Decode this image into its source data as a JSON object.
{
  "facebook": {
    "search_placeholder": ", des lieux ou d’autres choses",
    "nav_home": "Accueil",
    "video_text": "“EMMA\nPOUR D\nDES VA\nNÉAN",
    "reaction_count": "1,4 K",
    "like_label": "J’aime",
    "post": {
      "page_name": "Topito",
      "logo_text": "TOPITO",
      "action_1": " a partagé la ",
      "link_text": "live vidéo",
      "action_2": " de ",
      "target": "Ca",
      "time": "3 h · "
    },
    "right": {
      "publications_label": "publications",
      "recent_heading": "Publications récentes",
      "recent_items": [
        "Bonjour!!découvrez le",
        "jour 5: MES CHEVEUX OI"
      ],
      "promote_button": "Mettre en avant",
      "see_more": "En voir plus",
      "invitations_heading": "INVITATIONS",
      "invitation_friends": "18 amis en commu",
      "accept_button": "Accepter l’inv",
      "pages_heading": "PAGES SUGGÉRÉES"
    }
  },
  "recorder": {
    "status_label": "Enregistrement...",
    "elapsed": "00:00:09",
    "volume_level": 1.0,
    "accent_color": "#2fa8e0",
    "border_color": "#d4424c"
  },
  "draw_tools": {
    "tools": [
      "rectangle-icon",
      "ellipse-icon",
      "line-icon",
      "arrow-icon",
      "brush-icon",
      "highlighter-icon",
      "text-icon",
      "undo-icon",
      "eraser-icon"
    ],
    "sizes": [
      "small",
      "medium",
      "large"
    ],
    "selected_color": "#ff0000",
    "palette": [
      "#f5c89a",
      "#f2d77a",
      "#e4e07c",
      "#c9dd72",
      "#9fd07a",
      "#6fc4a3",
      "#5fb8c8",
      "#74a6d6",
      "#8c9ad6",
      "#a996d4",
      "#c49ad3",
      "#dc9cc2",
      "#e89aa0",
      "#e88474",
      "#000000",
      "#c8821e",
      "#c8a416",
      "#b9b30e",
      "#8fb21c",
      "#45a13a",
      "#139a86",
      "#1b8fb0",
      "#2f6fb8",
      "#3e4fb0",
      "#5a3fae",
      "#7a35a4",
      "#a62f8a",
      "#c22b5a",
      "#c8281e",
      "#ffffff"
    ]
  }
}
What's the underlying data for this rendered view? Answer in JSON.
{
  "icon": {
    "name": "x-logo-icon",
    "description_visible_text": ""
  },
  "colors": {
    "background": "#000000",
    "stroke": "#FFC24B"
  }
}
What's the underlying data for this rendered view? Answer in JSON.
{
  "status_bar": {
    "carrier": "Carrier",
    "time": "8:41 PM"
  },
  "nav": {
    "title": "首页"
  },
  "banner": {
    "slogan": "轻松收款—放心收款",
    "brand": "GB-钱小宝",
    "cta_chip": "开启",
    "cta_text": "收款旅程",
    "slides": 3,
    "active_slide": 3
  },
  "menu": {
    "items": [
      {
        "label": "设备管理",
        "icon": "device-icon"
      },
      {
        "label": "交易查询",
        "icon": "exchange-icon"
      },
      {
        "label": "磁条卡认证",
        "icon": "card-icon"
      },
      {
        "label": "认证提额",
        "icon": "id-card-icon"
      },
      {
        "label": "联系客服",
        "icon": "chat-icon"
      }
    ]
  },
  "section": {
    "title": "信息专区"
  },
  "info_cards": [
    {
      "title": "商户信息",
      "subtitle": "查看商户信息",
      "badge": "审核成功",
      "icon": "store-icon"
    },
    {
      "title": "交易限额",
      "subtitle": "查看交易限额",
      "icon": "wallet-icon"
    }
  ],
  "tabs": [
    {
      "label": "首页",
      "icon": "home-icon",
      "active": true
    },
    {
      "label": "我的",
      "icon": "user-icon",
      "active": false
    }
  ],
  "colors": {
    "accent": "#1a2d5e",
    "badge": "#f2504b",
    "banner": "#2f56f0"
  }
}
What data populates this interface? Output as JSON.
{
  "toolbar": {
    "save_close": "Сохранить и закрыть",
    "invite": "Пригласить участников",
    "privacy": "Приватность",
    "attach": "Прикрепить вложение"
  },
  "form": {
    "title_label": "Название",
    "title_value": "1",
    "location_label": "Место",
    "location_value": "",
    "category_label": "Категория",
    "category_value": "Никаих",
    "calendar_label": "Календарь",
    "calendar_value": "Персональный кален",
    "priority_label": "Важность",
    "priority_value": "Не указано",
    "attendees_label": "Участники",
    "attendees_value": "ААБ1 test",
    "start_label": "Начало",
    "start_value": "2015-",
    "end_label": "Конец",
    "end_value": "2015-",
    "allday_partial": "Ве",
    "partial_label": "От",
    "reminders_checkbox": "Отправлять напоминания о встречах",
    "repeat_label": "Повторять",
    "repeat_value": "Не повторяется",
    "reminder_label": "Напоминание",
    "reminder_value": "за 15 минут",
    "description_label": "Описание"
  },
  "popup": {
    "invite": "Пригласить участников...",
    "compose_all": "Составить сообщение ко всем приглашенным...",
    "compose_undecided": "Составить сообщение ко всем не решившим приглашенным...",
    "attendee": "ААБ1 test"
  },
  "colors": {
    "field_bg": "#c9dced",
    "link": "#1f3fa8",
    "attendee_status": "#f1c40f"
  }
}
====
- _Task to complete_: Your task is to reproduce all of the records exactly.

- _The reply_:
Decode this image into its source data as a JSON object.
{
  "facebook": {
    "search_placeholder": ", des lieux ou d’autres choses",
    "nav_home": "Accueil",
    "video_text": "“EMMA\nPOUR D\nDES VA\nNÉAN",
    "reaction_count": "1,4 K",
    "like_label": "J’aime",
    "post": {
      "page_name": "Topito",
      "logo_text": "TOPITO",
      "action_1": " a partagé la ",
      "link_text": "live vidéo",
      "action_2": " de ",
      "target": "Ca",
      "time": "3 h · "
    },
    "right": {
      "publications_label": "publications",
      "recent_heading": "Publications récentes",
      "recent_items": [
        "Bonjour!!découvrez le",
        "jour 5: MES CHEVEUX OI"
      ],
      "promote_button": "Mettre en avant",
      "see_more": "En voir plus",
      "invitations_heading": "INVITATIONS",
      "invitation_friends": "18 amis en commu",
      "accept_button": "Accepter l’inv",
      "pages_heading": "PAGES SUGGÉRÉES"
    }
  },
  "recorder": {
    "status_label": "Enregistrement...",
    "elapsed": "00:00:09",
    "volume_level": 1.0,
    "accent_color": "#2fa8e0",
    "border_color": "#d4424c"
  },
  "draw_tools": {
    "tools": [
      "rectangle-icon",
      "ellipse-icon",
      "line-icon",
      "arrow-icon",
      "brush-icon",
      "highlighter-icon",
      "text-icon",
      "undo-icon",
      "eraser-icon"
    ],
    "sizes": [
      "small",
      "medium",
      "large"
    ],
    "selected_color": "#ff0000",
    "palette": [
      "#f5c89a",
      "#f2d77a",
      "#e4e07c",
      "#c9dd72",
      "#9fd07a",
      "#6fc4a3",
      "#5fb8c8",
      "#74a6d6",
      "#8c9ad6",
      "#a996d4",
      "#c49ad3",
      "#dc9cc2",
      "#e89aa0",
      "#e88474",
      "#000000",
      "#c8821e",
      "#c8a416",
      "#b9b30e",
      "#8fb21c",
      "#45a13a",
      "#139a86",
      "#1b8fb0",
      "#2f6fb8",
      "#3e4fb0",
      "#5a3fae",
      "#7a35a4",
      "#a62f8a",
      "#c22b5a",
      "#c8281e",
      "#ffffff"
    ]
  }
}
What's the underlying data for this rendered view? Answer in JSON.
{
  "icon": {
    "name": "x-logo-icon",
    "description_visible_text": ""
  },
  "colors": {
    "background": "#000000",
    "stroke": "#FFC24B"
  }
}
What's the underlying data for this rendered view? Answer in JSON.
{
  "status_bar": {
    "carrier": "Carrier",
    "time": "8:41 PM"
  },
  "nav": {
    "title": "首页"
  },
  "banner": {
    "slogan": "轻松收款—放心收款",
    "brand": "GB-钱小宝",
    "cta_chip": "开启",
    "cta_text": "收款旅程",
    "slides": 3,
    "active_slide": 3
  },
  "menu": {
    "items": [
      {
        "label": "设备管理",
        "icon": "device-icon"
      },
      {
        "label": "交易查询",
        "icon": "exchange-icon"
      },
      {
        "label": "磁条卡认证",
        "icon": "card-icon"
      },
      {
        "label": "认证提额",
        "icon": "id-card-icon"
      },
      {
        "label": "联系客服",
        "icon": "chat-icon"
      }
    ]
  },
  "section": {
    "title": "信息专区"
  },
  "info_cards": [
    {
      "title": "商户信息",
      "subtitle": "查看商户信息",
      "badge": "审核成功",
      "icon": "store-icon"
    },
    {
      "title": "交易限额",
      "subtitle": "查看交易限额",
      "icon": "wallet-icon"
    }
  ],
  "tabs": [
    {
      "label": "首页",
      "icon": "home-icon",
      "active": true
    },
    {
      "label": "我的",
      "icon": "user-icon",
      "active": false
    }
  ],
  "colors": {
    "accent": "#1a2d5e",
    "badge": "#f2504b",
    "banner": "#2f56f0"
  }
}
What data populates this interface? Output as JSON.
{
  "toolbar": {
    "save_close": "Сохранить и закрыть",
    "invite": "Пригласить участников",
    "privacy": "Приватность",
    "attach": "Прикрепить вложение"
  },
  "form": {
    "title_label": "Название",
    "title_value": "1",
    "location_label": "Место",
    "location_value": "",
    "category_label": "Категория",
    "category_value": "Никаих",
    "calendar_label": "Календарь",
    "calendar_value": "Персональный кален",
    "priority_label": "Важность",
    "priority_value": "Не указано",
    "attendees_label": "Участники",
    "attendees_value": "ААБ1 test",
    "start_label": "Начало",
    "start_value": "2015-",
    "end_label": "Конец",
    "end_value": "2015-",
    "allday_partial": "Ве",
    "partial_label": "От",
    "reminders_checkbox": "Отправлять напоминания о встречах",
    "repeat_label": "Повторять",
    "repeat_value": "Не повторяется",
    "reminder_label": "Напоминание",
    "reminder_value": "за 15 минут",
    "description_label": "Описание"
  },
  "popup": {
    "invite": "Пригласить участников...",
    "compose_all": "Составить сообщение ко всем приглашенным...",
    "compose_undecided": "Составить сообщение ко всем не решившим приглашенным...",
    "attendee": "ААБ1 test"
  },
  "colors": {
    "field_bg": "#c9dced",
    "link": "#1f3fa8",
    "attendee_status": "#f1c40f"
  }
}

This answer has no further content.